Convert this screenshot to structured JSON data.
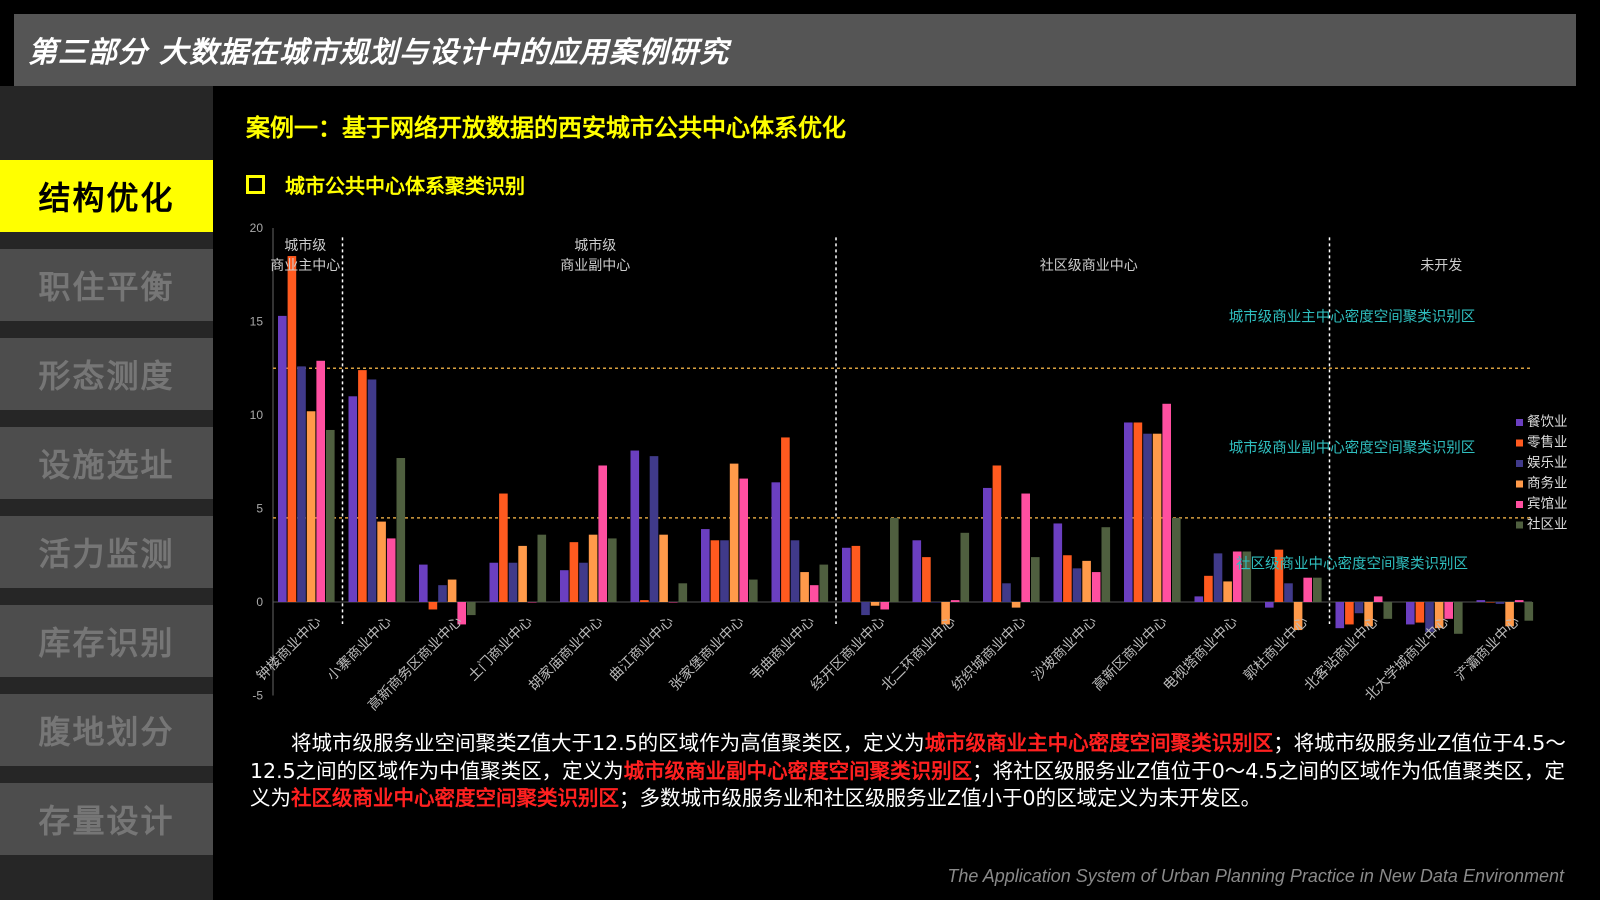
{
  "header": {
    "title": "第三部分  大数据在城市规划与设计中的应用案例研究"
  },
  "sidebar": {
    "items": [
      {
        "label": "结构优化",
        "active": true
      },
      {
        "label": "职住平衡",
        "active": false
      },
      {
        "label": "形态测度",
        "active": false
      },
      {
        "label": "设施选址",
        "active": false
      },
      {
        "label": "活力监测",
        "active": false
      },
      {
        "label": "库存识别",
        "active": false
      },
      {
        "label": "腹地划分",
        "active": false
      },
      {
        "label": "存量设计",
        "active": false
      }
    ]
  },
  "main": {
    "case_title": "案例一：基于网络开放数据的西安城市公共中心体系优化",
    "section_title": "城市公共中心体系聚类识别",
    "paragraph": [
      {
        "t": "将城市级服务业空间聚类Z值大于12.5的区域作为高值聚类区，定义为"
      },
      {
        "t": "城市级商业主中心密度空间聚类识别区",
        "hl": true
      },
      {
        "t": "；将城市级服务业Z值位于4.5～12.5之间的区域作为中值聚类区，定义为"
      },
      {
        "t": "城市级商业副中心密度空间聚类识别区",
        "hl": true
      },
      {
        "t": "；将社区级服务业Z值位于0～4.5之间的区域作为低值聚类区，定义为"
      },
      {
        "t": "社区级商业中心密度空间聚类识别区",
        "hl": true
      },
      {
        "t": "；多数城市级服务业和社区级服务业Z值小于0的区域定义为未开发区。"
      }
    ],
    "footer": "The Application System of Urban Planning Practice in New Data Environment"
  },
  "colors": {
    "accent": "#ffff00",
    "highlight": "#ff2020",
    "threshold_line": "#d9a040",
    "zone_label": "#2fbfbf"
  },
  "chart_data": {
    "type": "bar",
    "ylim": [
      -5,
      20
    ],
    "yticks": [
      -5,
      0,
      5,
      10,
      15,
      20
    ],
    "categories": [
      "钟楼商业中心",
      "小寨商业中心",
      "高新商务区商业中心",
      "土门商业中心",
      "胡家庙商业中心",
      "曲江商业中心",
      "张家堡商业中心",
      "韦曲商业中心",
      "经开区商业中心",
      "北二环商业中心",
      "纺织城商业中心",
      "沙坡商业中心",
      "高新区商业中心",
      "电视塔商业中心",
      "郭杜商业中心",
      "北客站商业中心",
      "北大学城商业中心",
      "浐灞商业中心"
    ],
    "series": [
      {
        "name": "餐饮业",
        "color": "#6b3fc0",
        "values": [
          15.3,
          11.0,
          2.0,
          2.1,
          1.7,
          8.1,
          3.9,
          6.4,
          2.9,
          3.3,
          6.1,
          4.2,
          9.6,
          0.3,
          -0.3,
          -1.4,
          -1.2,
          0.1
        ]
      },
      {
        "name": "零售业",
        "color": "#ff5a1f",
        "values": [
          18.5,
          12.4,
          -0.4,
          5.8,
          3.2,
          0.1,
          3.3,
          8.8,
          3.0,
          2.4,
          7.3,
          2.5,
          9.6,
          1.4,
          2.8,
          -1.2,
          -1.1,
          0.0
        ]
      },
      {
        "name": "娱乐业",
        "color": "#403a8a",
        "values": [
          12.6,
          11.9,
          0.9,
          2.1,
          2.1,
          7.8,
          3.3,
          3.3,
          -0.7,
          0.0,
          1.0,
          1.8,
          9.0,
          2.6,
          1.0,
          -0.6,
          -1.6,
          -0.1
        ]
      },
      {
        "name": "商务业",
        "color": "#ff9a4a",
        "values": [
          10.2,
          4.3,
          1.2,
          3.0,
          3.6,
          3.6,
          7.4,
          1.6,
          -0.2,
          -1.2,
          -0.3,
          2.2,
          9.0,
          1.1,
          -1.5,
          -1.3,
          -1.4,
          -1.3
        ]
      },
      {
        "name": "宾馆业",
        "color": "#ff4fa0",
        "values": [
          12.9,
          3.4,
          -1.2,
          0.0,
          7.3,
          0.0,
          6.6,
          0.9,
          -0.4,
          0.1,
          5.8,
          1.6,
          10.6,
          2.7,
          1.3,
          0.3,
          -0.9,
          0.1
        ]
      },
      {
        "name": "社区业",
        "color": "#4f5f3f",
        "values": [
          9.2,
          7.7,
          -0.7,
          3.6,
          3.4,
          1.0,
          1.2,
          2.0,
          4.5,
          3.7,
          2.4,
          4.0,
          4.5,
          2.7,
          1.3,
          -0.9,
          -1.7,
          -1.0
        ]
      }
    ],
    "thresholds": [
      12.5,
      4.5
    ],
    "groups": [
      {
        "label": "城市级\n商业主中心",
        "count": 1
      },
      {
        "label": "城市级\n商业副中心",
        "count": 7
      },
      {
        "label": "社区级商业中心",
        "count": 7
      },
      {
        "label": "未开发",
        "count": 3
      }
    ],
    "zone_labels": [
      {
        "text": "城市级商业主中心密度空间聚类识别区",
        "y": 15
      },
      {
        "text": "城市级商业副中心密度空间聚类识别区",
        "y": 8
      },
      {
        "text": "社区级商业中心密度空间聚类识别区",
        "y": 1.8
      }
    ],
    "legend_position": "right",
    "grid": false
  }
}
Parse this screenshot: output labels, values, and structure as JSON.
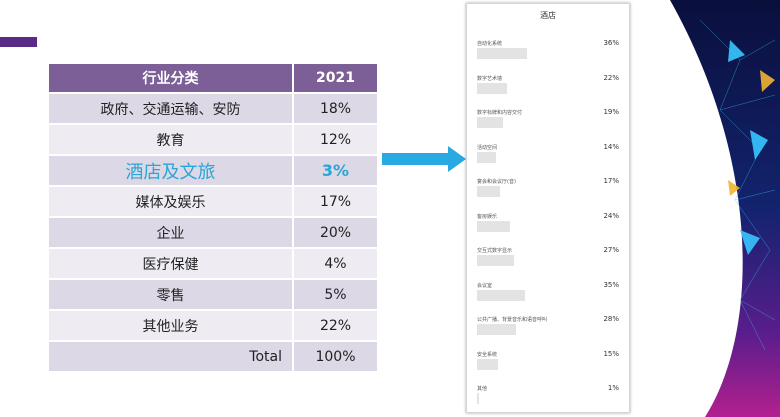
{
  "industry_table": {
    "header": {
      "category": "行业分类",
      "year": "2021"
    },
    "rows": [
      {
        "category": "政府、交通运输、安防",
        "value": "18%"
      },
      {
        "category": "教育",
        "value": "12%"
      },
      {
        "category": "酒店及文旅",
        "value": "3%",
        "highlighted": true
      },
      {
        "category": "媒体及娱乐",
        "value": "17%"
      },
      {
        "category": "企业",
        "value": "20%"
      },
      {
        "category": "医疗保健",
        "value": "4%"
      },
      {
        "category": "零售",
        "value": "5%"
      },
      {
        "category": "其他业务",
        "value": "22%"
      }
    ],
    "total": {
      "label": "Total",
      "value": "100%"
    }
  },
  "colors": {
    "accent": "#5b2a86",
    "table_header": "#7d5f98",
    "highlight_text": "#2aa5d8",
    "arrow": "#29a9e1"
  },
  "hotel_chart": {
    "title": "酒店",
    "items": [
      {
        "label": "自动化系统",
        "value": 36,
        "text": "36%"
      },
      {
        "label": "数字艺术墙",
        "value": 22,
        "text": "22%"
      },
      {
        "label": "数字标牌和内容交付",
        "value": 19,
        "text": "19%"
      },
      {
        "label": "活动空间",
        "value": 14,
        "text": "14%"
      },
      {
        "label": "宴会和会议厅(音)",
        "value": 17,
        "text": "17%"
      },
      {
        "label": "客房娱乐",
        "value": 24,
        "text": "24%"
      },
      {
        "label": "交互式数字显示",
        "value": 27,
        "text": "27%"
      },
      {
        "label": "会议室",
        "value": 35,
        "text": "35%"
      },
      {
        "label": "公共广播、背景音乐和语音呼叫",
        "value": 28,
        "text": "28%"
      },
      {
        "label": "安全系统",
        "value": 15,
        "text": "15%"
      },
      {
        "label": "其他",
        "value": 1,
        "text": "1%"
      }
    ]
  }
}
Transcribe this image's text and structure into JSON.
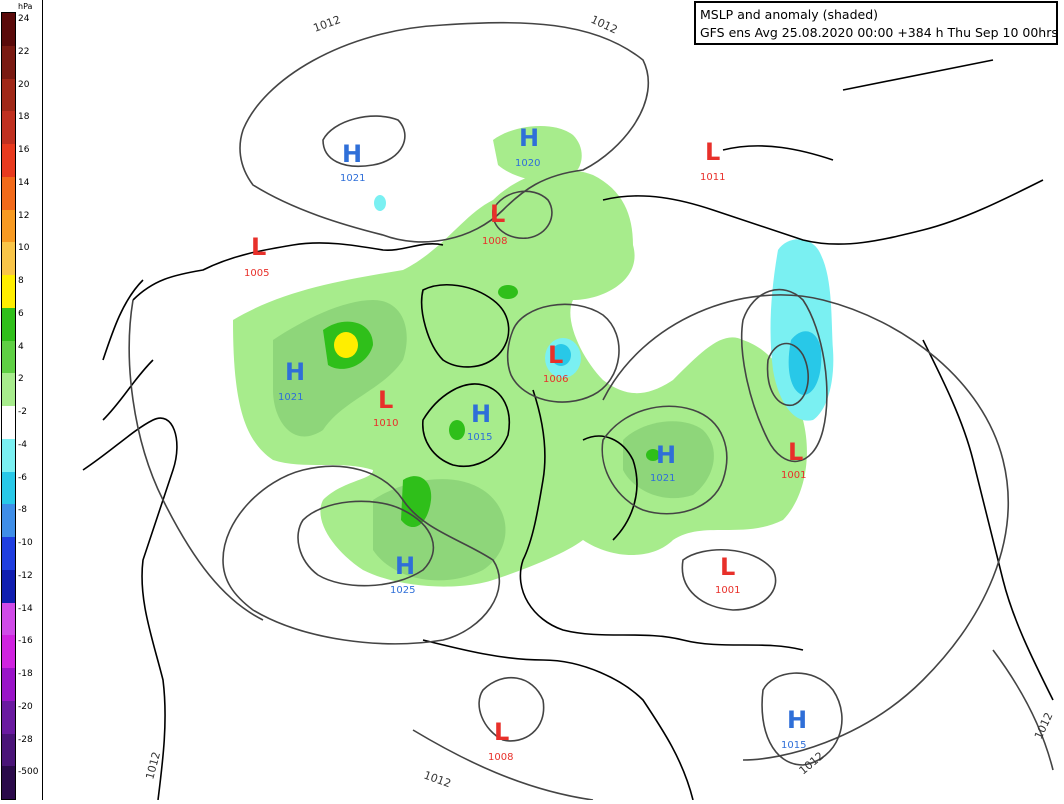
{
  "title": {
    "line1": "MSLP and anomaly (shaded)",
    "line2": "GFS ens Avg 25.08.2020 00:00 +384 h Thu Sep 10 00hrs"
  },
  "colorbar": {
    "unit": "hPa",
    "levels": [
      {
        "label": "24",
        "color": "#5a0a0a"
      },
      {
        "label": "22",
        "color": "#7a1a12"
      },
      {
        "label": "20",
        "color": "#a02818"
      },
      {
        "label": "18",
        "color": "#c03020"
      },
      {
        "label": "16",
        "color": "#e83a1e"
      },
      {
        "label": "14",
        "color": "#f26a1a"
      },
      {
        "label": "12",
        "color": "#f79a22"
      },
      {
        "label": "10",
        "color": "#f9c548"
      },
      {
        "label": "8",
        "color": "#ffee00"
      },
      {
        "label": "6",
        "color": "#2fbf1a"
      },
      {
        "label": "4",
        "color": "#5fd044"
      },
      {
        "label": "2",
        "color": "#a7ec8c"
      },
      {
        "label": "-2",
        "color": "#ffffff"
      },
      {
        "label": "-4",
        "color": "#7af0f2"
      },
      {
        "label": "-6",
        "color": "#28c8e8"
      },
      {
        "label": "-8",
        "color": "#3f8ee8"
      },
      {
        "label": "-10",
        "color": "#1f3ee0"
      },
      {
        "label": "-12",
        "color": "#101eb0"
      },
      {
        "label": "-14",
        "color": "#d04be8"
      },
      {
        "label": "-16",
        "color": "#d023e0"
      },
      {
        "label": "-18",
        "color": "#9a14c8"
      },
      {
        "label": "-20",
        "color": "#6a1aa0"
      },
      {
        "label": "-28",
        "color": "#4a1478"
      },
      {
        "label": "-500",
        "color": "#2a0a4a"
      }
    ]
  },
  "isobar_labels": [
    "1012",
    "1012",
    "1012",
    "1012",
    "1012",
    "1012"
  ],
  "pressure_centers": [
    {
      "type": "H",
      "value": "1021"
    },
    {
      "type": "H",
      "value": "1020"
    },
    {
      "type": "L",
      "value": "1011"
    },
    {
      "type": "L",
      "value": "1005"
    },
    {
      "type": "L",
      "value": "1008"
    },
    {
      "type": "H",
      "value": "1021"
    },
    {
      "type": "L",
      "value": "1010"
    },
    {
      "type": "L",
      "value": "1006"
    },
    {
      "type": "H",
      "value": "1015"
    },
    {
      "type": "H",
      "value": "1021"
    },
    {
      "type": "L",
      "value": "1001"
    },
    {
      "type": "H",
      "value": "1025"
    },
    {
      "type": "L",
      "value": "1001"
    },
    {
      "type": "L",
      "value": "1008"
    },
    {
      "type": "H",
      "value": "1015"
    }
  ],
  "colors": {
    "positive_light": "#a7ec8c",
    "positive_mid": "#8ed67a",
    "positive_strong": "#2fbf1a",
    "positive_max": "#ffee00",
    "negative_light": "#7af0f2",
    "negative_mid": "#28c8e8",
    "high_label": "#2f6fd8",
    "low_label": "#e8302a"
  }
}
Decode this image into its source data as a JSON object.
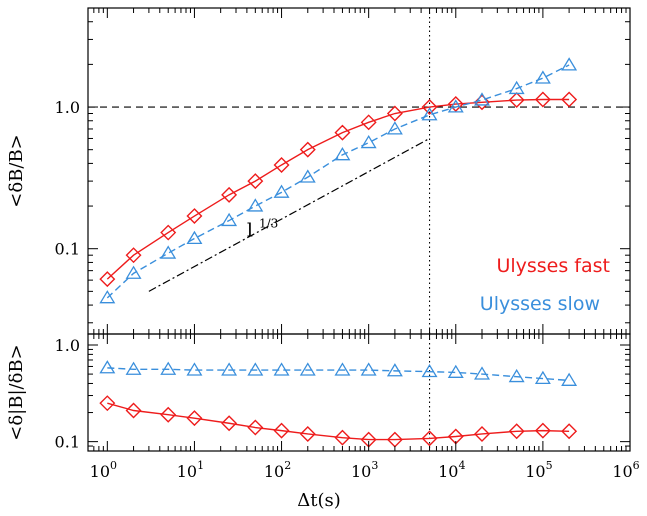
{
  "chart_data": [
    {
      "type": "line",
      "panel": "top",
      "xscale": "log",
      "yscale": "log",
      "xlim": [
        0.6,
        1000000
      ],
      "ylim": [
        0.025,
        5
      ],
      "ylabel": "<δB/B>",
      "yticks": [
        {
          "value": 0.1,
          "label": "0.1"
        },
        {
          "value": 1.0,
          "label": "1.0"
        }
      ],
      "x": [
        1,
        2,
        5,
        10,
        25,
        50,
        100,
        200,
        500,
        1000,
        2000,
        5000,
        10000,
        20000,
        50000,
        100000,
        200000
      ],
      "series": [
        {
          "name": "Ulysses fast",
          "color": "#ee1c1c",
          "marker": "diamond",
          "linestyle": "solid",
          "values": [
            0.061,
            0.09,
            0.13,
            0.17,
            0.24,
            0.3,
            0.39,
            0.5,
            0.66,
            0.78,
            0.9,
            1.0,
            1.05,
            1.08,
            1.12,
            1.13,
            1.13
          ]
        },
        {
          "name": "Ulysses slow",
          "color": "#3a8fdc",
          "marker": "triangle",
          "linestyle": "dashed",
          "values": [
            0.045,
            0.067,
            0.093,
            0.118,
            0.158,
            0.2,
            0.25,
            0.32,
            0.46,
            0.56,
            0.7,
            0.88,
            1.0,
            1.12,
            1.35,
            1.6,
            1.98
          ]
        }
      ],
      "reference_lines": [
        {
          "kind": "horizontal",
          "value": 1.0,
          "style": "dashed"
        },
        {
          "kind": "vertical",
          "value": 5000,
          "style": "dotted"
        }
      ],
      "annotations": [
        {
          "kind": "power-law guide",
          "label_base": "l",
          "label_exp": "1/3",
          "x_start": 3,
          "x_end": 5000,
          "y_start": 0.05,
          "y_end": 0.6,
          "label_x": 40,
          "label_y": 0.122,
          "style": "dash-dot"
        }
      ],
      "legend": {
        "placement": "bottom-right",
        "entries": [
          "Ulysses fast",
          "Ulysses slow"
        ]
      }
    },
    {
      "type": "line",
      "panel": "bottom",
      "xscale": "log",
      "yscale": "log",
      "xlim": [
        0.6,
        1000000
      ],
      "ylim": [
        0.08,
        1.3
      ],
      "ylabel": "<δ|B|/δB>",
      "xlabel": "Δt(s)",
      "xticks": [
        {
          "value": 1,
          "base": "10",
          "exp": "0"
        },
        {
          "value": 10,
          "base": "10",
          "exp": "1"
        },
        {
          "value": 100,
          "base": "10",
          "exp": "2"
        },
        {
          "value": 1000,
          "base": "10",
          "exp": "3"
        },
        {
          "value": 10000,
          "base": "10",
          "exp": "4"
        },
        {
          "value": 100000,
          "base": "10",
          "exp": "5"
        },
        {
          "value": 1000000,
          "base": "10",
          "exp": "6"
        }
      ],
      "yticks": [
        {
          "value": 0.1,
          "label": "0.1"
        },
        {
          "value": 1.0,
          "label": "1.0"
        }
      ],
      "x": [
        1,
        2,
        5,
        10,
        25,
        50,
        100,
        200,
        500,
        1000,
        2000,
        5000,
        10000,
        20000,
        50000,
        100000,
        200000
      ],
      "series": [
        {
          "name": "Ulysses fast",
          "color": "#ee1c1c",
          "marker": "diamond",
          "linestyle": "solid",
          "values": [
            0.25,
            0.21,
            0.19,
            0.175,
            0.155,
            0.14,
            0.13,
            0.12,
            0.11,
            0.105,
            0.105,
            0.108,
            0.113,
            0.12,
            0.128,
            0.13,
            0.128
          ]
        },
        {
          "name": "Ulysses slow",
          "color": "#3a8fdc",
          "marker": "triangle",
          "linestyle": "dashed",
          "values": [
            0.58,
            0.56,
            0.56,
            0.55,
            0.55,
            0.55,
            0.55,
            0.55,
            0.55,
            0.55,
            0.54,
            0.53,
            0.52,
            0.5,
            0.47,
            0.45,
            0.43
          ]
        }
      ],
      "reference_lines": [
        {
          "kind": "vertical",
          "value": 5000,
          "style": "dotted"
        }
      ]
    }
  ]
}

* To be done *
Copy out each line of the material that holds the word "category".

* Full response *
      "category": "行业分类",
        "category": "政府、交通运输、安防",
        "category": "教育",
        "category": "酒店及文旅",
        "category": "媒体及娱乐",
        "category": "企业",
        "category": "医疗保健",
        "category": "零售",
        "category": "其他业务",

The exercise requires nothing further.